Challenge:
Word for word, give the material below again, minus any images.

Supplied information:
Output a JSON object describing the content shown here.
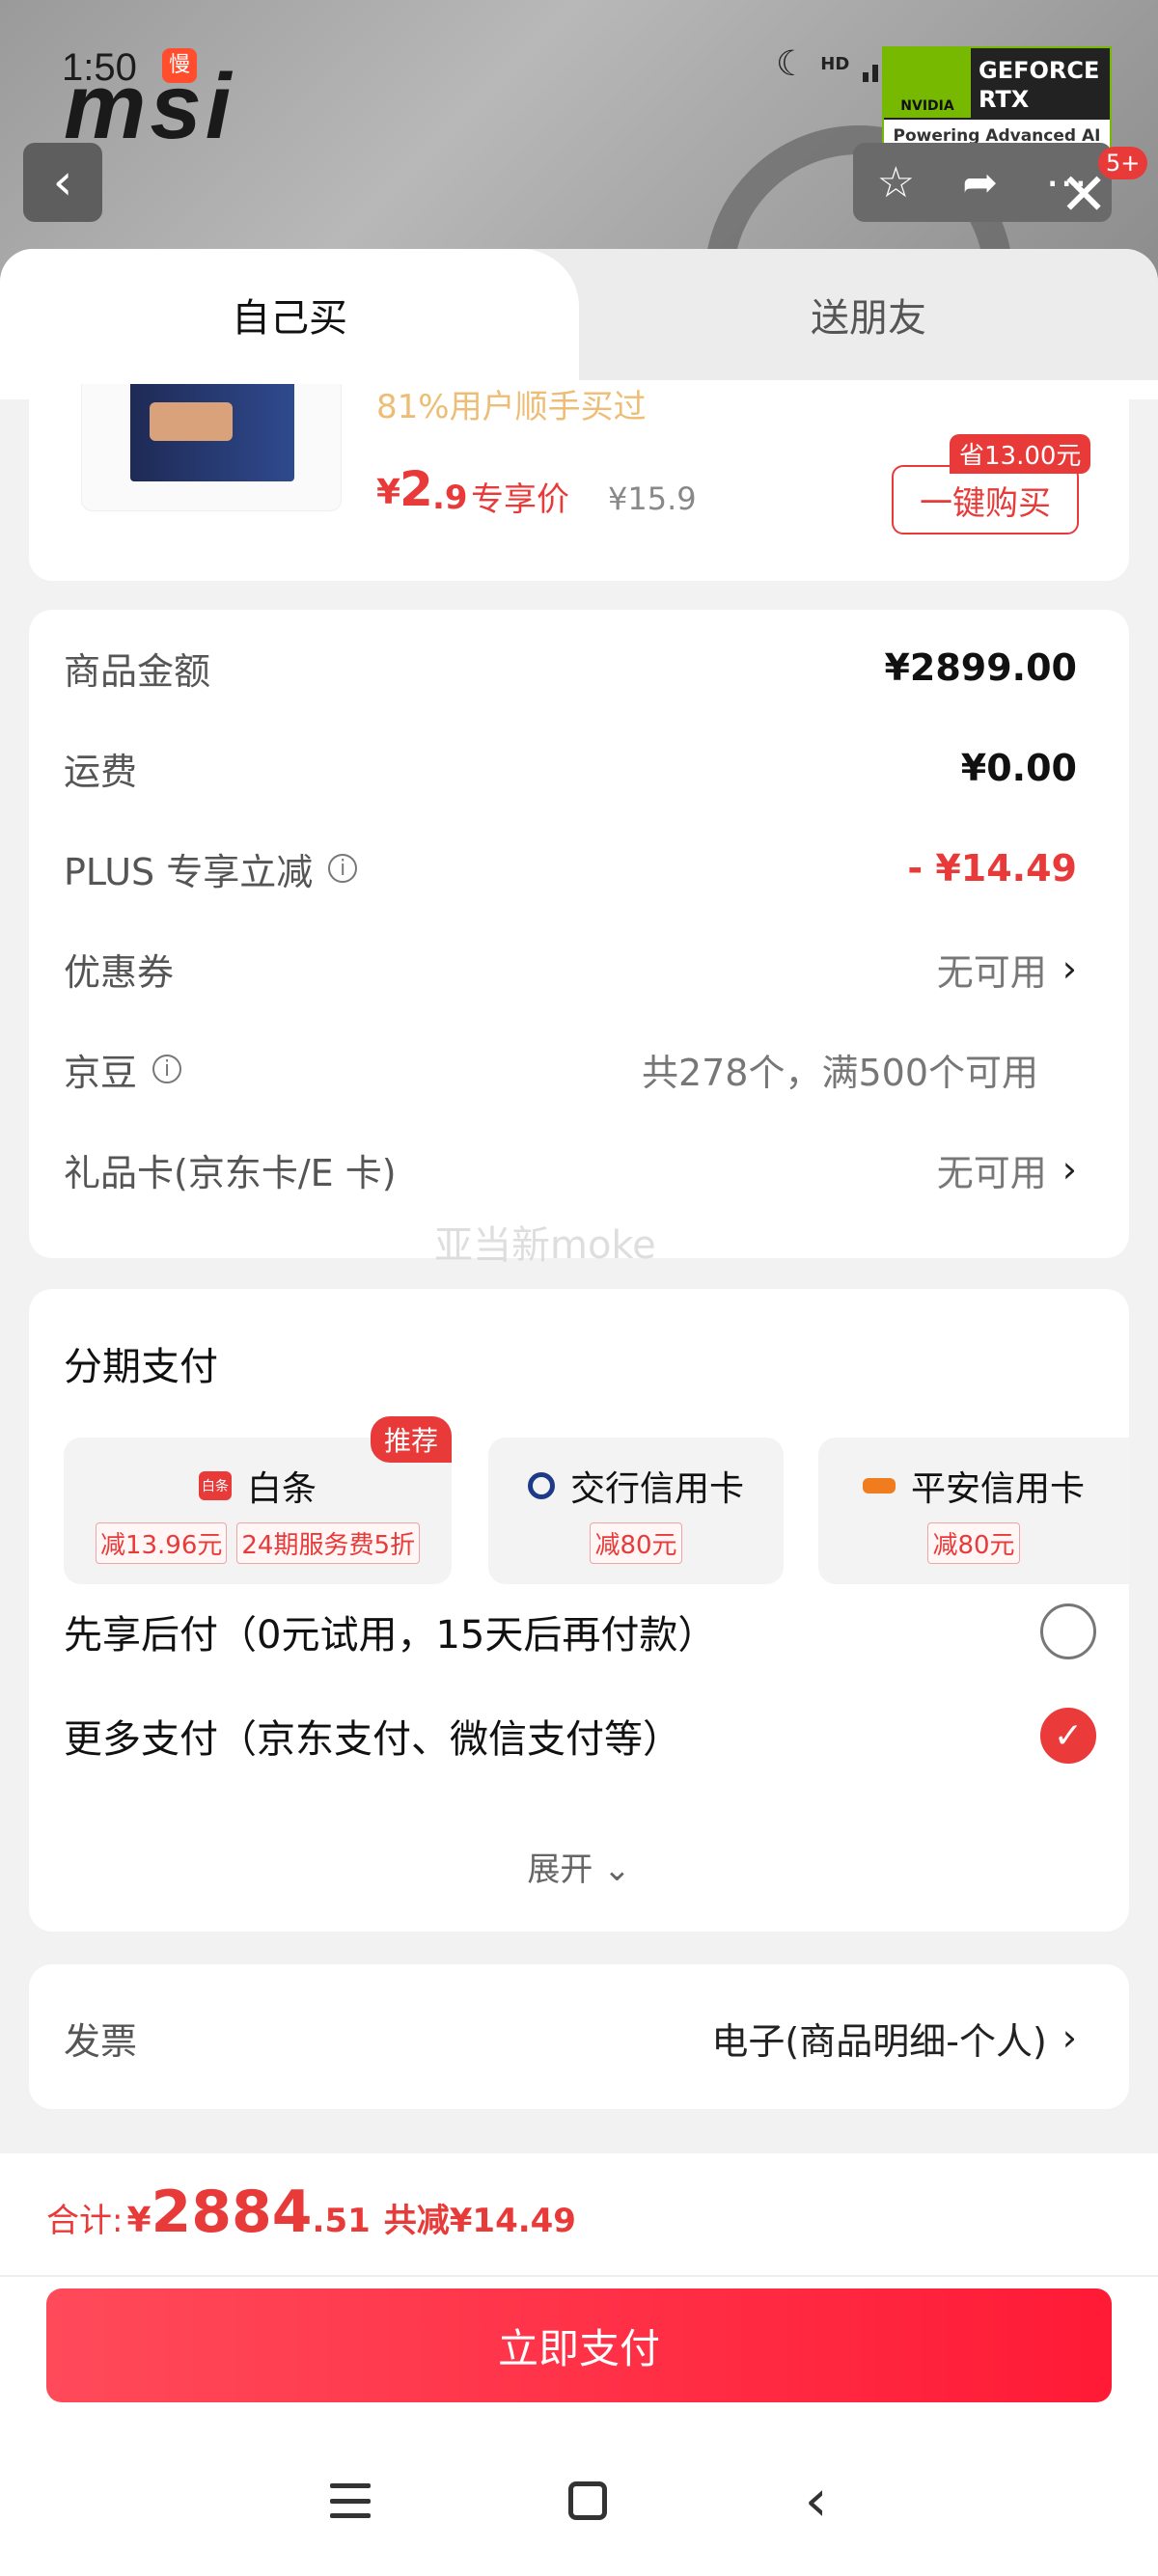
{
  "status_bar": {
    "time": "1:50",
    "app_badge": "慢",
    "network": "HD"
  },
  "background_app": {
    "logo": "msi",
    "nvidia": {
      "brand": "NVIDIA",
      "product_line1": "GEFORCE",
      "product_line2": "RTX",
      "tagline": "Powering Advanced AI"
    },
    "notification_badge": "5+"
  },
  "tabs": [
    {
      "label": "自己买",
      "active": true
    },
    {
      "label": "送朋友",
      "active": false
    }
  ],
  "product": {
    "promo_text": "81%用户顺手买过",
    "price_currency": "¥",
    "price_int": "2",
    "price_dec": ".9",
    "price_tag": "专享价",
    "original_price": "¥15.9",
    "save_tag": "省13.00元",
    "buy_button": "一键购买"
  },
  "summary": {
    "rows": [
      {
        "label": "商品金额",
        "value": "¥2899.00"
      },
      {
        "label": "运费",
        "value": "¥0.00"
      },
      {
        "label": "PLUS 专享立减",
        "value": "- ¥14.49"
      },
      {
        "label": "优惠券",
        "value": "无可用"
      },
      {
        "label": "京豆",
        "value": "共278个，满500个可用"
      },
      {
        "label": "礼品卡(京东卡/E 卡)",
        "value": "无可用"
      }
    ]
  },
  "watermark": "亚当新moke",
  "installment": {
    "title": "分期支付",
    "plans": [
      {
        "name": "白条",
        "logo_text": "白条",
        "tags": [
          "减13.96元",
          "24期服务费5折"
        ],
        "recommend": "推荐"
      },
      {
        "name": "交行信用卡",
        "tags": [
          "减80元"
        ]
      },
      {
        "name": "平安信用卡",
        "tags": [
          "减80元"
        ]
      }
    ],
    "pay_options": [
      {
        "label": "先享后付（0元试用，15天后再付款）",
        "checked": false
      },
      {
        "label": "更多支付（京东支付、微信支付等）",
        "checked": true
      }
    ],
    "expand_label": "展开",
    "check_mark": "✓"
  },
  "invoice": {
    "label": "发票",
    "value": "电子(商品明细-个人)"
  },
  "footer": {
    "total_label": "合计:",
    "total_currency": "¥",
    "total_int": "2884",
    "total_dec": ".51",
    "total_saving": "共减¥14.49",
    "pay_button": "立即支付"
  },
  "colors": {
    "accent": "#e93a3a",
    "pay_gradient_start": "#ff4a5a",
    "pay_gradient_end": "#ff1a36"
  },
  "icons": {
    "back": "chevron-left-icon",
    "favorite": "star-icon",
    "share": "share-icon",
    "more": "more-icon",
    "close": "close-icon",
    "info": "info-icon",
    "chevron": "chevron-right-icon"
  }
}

Answer in full:
Output a JSON object describing the content shown here.
{
  "status_bar": {
    "time": "1:50",
    "app_badge": "慢",
    "network": "HD"
  },
  "background_app": {
    "logo": "msi",
    "nvidia": {
      "brand": "NVIDIA",
      "product_line1": "GEFORCE",
      "product_line2": "RTX",
      "tagline": "Powering Advanced AI"
    },
    "notification_badge": "5+"
  },
  "tabs": [
    {
      "label": "自己买",
      "active": true
    },
    {
      "label": "送朋友",
      "active": false
    }
  ],
  "product": {
    "promo_text": "81%用户顺手买过",
    "price_currency": "¥",
    "price_int": "2",
    "price_dec": ".9",
    "price_tag": "专享价",
    "original_price": "¥15.9",
    "save_tag": "省13.00元",
    "buy_button": "一键购买"
  },
  "summary": {
    "rows": [
      {
        "label": "商品金额",
        "value": "¥2899.00"
      },
      {
        "label": "运费",
        "value": "¥0.00"
      },
      {
        "label": "PLUS 专享立减",
        "value": "- ¥14.49"
      },
      {
        "label": "优惠券",
        "value": "无可用"
      },
      {
        "label": "京豆",
        "value": "共278个，满500个可用"
      },
      {
        "label": "礼品卡(京东卡/E 卡)",
        "value": "无可用"
      }
    ]
  },
  "watermark": "亚当新moke",
  "installment": {
    "title": "分期支付",
    "plans": [
      {
        "name": "白条",
        "logo_text": "白条",
        "tags": [
          "减13.96元",
          "24期服务费5折"
        ],
        "recommend": "推荐"
      },
      {
        "name": "交行信用卡",
        "tags": [
          "减80元"
        ]
      },
      {
        "name": "平安信用卡",
        "tags": [
          "减80元"
        ]
      }
    ],
    "pay_options": [
      {
        "label": "先享后付（0元试用，15天后再付款）",
        "checked": false
      },
      {
        "label": "更多支付（京东支付、微信支付等）",
        "checked": true
      }
    ],
    "expand_label": "展开",
    "check_mark": "✓"
  },
  "invoice": {
    "label": "发票",
    "value": "电子(商品明细-个人)"
  },
  "footer": {
    "total_label": "合计:",
    "total_currency": "¥",
    "total_int": "2884",
    "total_dec": ".51",
    "total_saving": "共减¥14.49",
    "pay_button": "立即支付"
  },
  "colors": {
    "accent": "#e93a3a",
    "pay_gradient_start": "#ff4a5a",
    "pay_gradient_end": "#ff1a36"
  },
  "icons": {
    "back": "chevron-left-icon",
    "favorite": "star-icon",
    "share": "share-icon",
    "more": "more-icon",
    "close": "close-icon",
    "info": "info-icon",
    "chevron": "chevron-right-icon"
  }
}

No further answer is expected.